Pick every line from the data that holds the word "JSON".

*** Information provided

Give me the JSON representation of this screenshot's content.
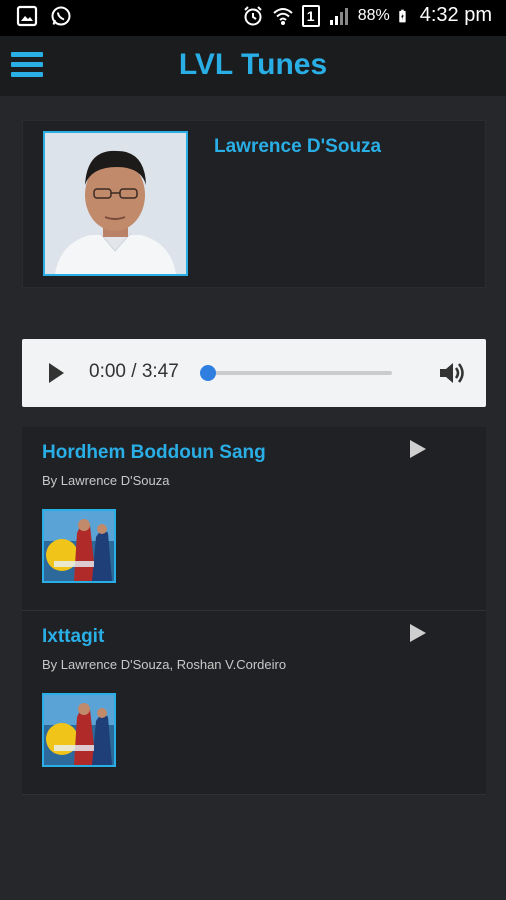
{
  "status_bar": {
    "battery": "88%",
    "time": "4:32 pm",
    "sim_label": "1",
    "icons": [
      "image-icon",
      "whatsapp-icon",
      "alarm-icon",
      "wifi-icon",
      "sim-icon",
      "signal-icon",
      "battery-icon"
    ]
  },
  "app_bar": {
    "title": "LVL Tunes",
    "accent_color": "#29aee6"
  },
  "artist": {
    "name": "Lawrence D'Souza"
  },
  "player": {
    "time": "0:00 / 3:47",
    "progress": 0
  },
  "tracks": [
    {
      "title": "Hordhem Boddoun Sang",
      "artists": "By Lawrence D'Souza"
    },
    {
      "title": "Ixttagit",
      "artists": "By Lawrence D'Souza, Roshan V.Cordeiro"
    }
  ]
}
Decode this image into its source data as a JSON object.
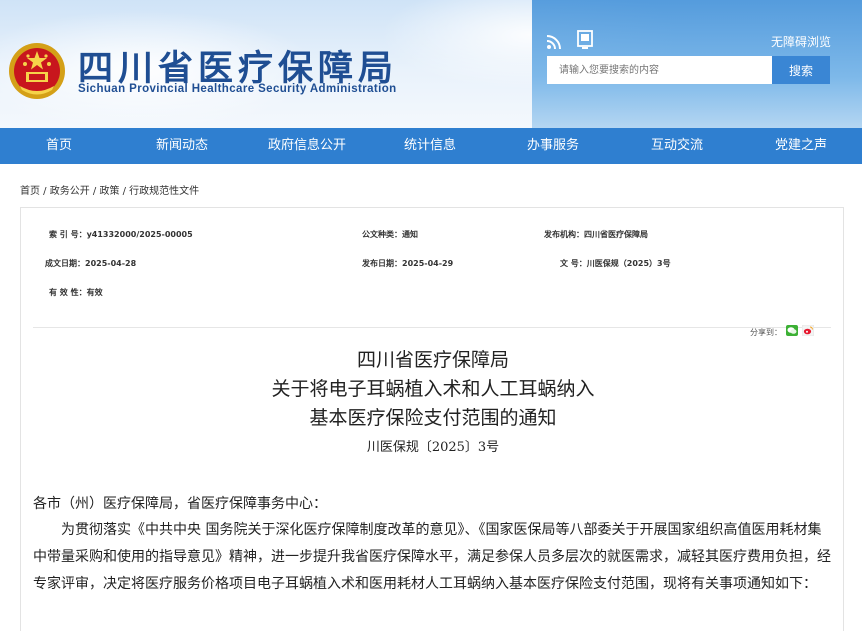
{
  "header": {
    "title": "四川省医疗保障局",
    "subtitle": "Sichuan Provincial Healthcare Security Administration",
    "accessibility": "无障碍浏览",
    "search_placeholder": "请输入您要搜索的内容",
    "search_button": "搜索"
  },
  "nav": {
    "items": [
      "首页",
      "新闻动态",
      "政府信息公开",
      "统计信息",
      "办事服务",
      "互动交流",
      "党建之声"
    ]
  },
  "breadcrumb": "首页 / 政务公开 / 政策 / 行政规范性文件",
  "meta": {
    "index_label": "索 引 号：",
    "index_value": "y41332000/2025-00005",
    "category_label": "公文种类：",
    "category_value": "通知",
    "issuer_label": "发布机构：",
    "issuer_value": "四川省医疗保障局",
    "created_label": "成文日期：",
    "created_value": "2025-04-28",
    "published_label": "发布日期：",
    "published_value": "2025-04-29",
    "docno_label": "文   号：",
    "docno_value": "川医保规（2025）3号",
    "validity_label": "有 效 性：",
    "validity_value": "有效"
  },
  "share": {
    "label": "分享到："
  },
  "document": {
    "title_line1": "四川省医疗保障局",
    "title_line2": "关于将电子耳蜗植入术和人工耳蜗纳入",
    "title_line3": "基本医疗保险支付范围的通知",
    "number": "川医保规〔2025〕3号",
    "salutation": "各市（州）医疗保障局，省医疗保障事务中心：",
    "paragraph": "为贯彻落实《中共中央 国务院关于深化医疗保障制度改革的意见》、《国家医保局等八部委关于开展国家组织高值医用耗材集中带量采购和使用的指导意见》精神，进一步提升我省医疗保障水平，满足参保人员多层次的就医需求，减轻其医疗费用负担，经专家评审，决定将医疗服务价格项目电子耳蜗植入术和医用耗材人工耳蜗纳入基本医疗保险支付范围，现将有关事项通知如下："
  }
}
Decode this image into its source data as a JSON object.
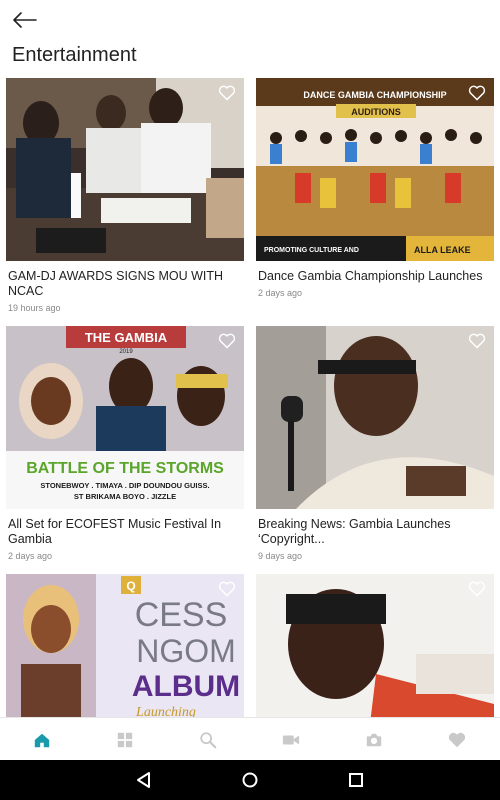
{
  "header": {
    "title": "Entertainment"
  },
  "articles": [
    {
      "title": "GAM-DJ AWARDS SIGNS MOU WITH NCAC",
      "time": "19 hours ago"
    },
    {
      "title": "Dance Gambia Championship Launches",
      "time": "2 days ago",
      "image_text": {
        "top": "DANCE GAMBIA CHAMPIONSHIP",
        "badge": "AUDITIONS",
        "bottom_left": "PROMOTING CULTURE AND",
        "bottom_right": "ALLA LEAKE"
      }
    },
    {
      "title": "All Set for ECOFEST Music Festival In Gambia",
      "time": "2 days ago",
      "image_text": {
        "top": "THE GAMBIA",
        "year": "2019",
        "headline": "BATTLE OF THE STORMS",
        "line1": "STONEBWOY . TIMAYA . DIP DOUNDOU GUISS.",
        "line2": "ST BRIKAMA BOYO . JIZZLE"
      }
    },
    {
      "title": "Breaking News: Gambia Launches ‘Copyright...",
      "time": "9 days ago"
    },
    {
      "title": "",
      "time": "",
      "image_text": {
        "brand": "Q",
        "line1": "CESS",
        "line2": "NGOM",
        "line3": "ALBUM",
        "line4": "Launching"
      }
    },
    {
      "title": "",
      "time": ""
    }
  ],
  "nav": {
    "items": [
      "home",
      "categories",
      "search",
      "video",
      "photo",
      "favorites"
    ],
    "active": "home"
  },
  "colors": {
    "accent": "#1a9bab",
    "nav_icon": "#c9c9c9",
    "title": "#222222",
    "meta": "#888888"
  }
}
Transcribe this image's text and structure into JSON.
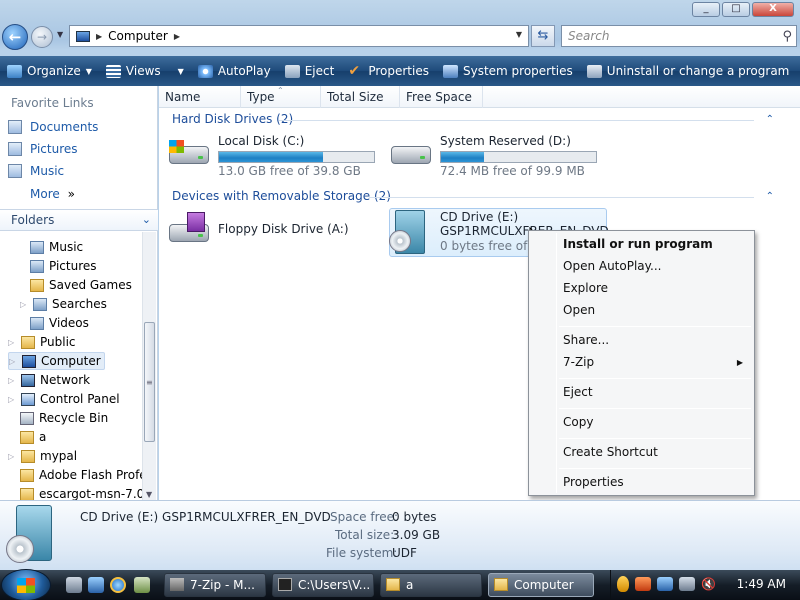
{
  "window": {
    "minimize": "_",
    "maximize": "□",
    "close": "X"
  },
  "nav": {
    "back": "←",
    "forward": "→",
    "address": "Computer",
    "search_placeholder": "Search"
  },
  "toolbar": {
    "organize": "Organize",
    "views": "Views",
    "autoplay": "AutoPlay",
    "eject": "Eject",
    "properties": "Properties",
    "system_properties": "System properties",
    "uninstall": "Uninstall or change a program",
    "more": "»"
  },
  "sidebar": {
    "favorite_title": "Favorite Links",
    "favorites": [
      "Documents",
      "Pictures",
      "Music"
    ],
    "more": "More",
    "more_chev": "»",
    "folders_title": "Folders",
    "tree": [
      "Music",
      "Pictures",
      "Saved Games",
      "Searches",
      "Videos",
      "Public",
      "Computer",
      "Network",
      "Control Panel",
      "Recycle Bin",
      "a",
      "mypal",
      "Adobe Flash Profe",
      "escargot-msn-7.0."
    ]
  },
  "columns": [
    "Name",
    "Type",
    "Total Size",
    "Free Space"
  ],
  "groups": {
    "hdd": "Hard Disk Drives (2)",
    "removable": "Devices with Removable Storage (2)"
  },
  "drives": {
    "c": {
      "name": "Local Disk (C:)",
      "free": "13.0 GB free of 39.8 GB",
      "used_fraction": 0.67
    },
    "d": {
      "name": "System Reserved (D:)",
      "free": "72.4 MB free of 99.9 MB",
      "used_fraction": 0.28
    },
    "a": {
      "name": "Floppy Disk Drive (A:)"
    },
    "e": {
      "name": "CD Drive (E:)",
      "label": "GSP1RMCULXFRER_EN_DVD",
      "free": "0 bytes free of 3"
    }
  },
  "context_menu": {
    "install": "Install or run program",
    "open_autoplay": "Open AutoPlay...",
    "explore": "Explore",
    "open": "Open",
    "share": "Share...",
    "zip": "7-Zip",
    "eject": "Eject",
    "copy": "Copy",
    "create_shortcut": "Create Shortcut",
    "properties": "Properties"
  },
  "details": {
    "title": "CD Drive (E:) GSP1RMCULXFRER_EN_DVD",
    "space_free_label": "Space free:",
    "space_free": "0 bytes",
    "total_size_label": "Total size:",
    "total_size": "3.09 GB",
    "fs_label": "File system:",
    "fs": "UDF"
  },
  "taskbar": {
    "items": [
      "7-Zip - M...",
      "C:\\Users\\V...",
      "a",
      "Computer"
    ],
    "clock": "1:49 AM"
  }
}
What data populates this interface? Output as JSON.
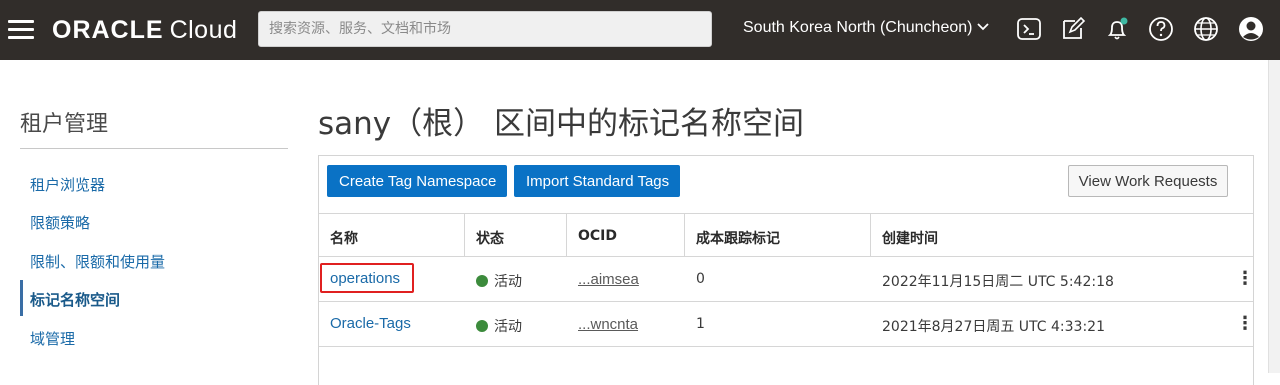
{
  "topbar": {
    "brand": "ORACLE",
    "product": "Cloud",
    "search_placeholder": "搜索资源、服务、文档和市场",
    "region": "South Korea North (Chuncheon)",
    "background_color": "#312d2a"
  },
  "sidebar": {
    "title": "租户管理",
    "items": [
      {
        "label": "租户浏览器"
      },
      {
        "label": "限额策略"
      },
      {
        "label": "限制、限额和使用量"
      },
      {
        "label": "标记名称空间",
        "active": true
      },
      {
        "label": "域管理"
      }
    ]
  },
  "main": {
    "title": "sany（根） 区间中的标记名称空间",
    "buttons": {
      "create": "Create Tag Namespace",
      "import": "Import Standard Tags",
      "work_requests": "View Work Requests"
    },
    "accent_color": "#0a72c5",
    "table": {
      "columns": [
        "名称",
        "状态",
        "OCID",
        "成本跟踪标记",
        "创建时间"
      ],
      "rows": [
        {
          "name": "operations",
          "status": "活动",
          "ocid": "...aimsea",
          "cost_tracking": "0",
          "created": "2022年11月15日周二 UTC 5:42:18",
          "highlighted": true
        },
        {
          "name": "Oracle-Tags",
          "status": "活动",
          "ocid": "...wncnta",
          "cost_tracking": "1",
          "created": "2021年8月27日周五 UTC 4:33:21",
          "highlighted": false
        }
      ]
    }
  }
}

******

**Reply**
Give me the JSON representation of this screenshot's content.
Decode this image into its source data as a JSON object.
Decode this image into its source data as a JSON object.
Transcribe this image's text and structure into JSON.
What data populates this interface? Output as JSON.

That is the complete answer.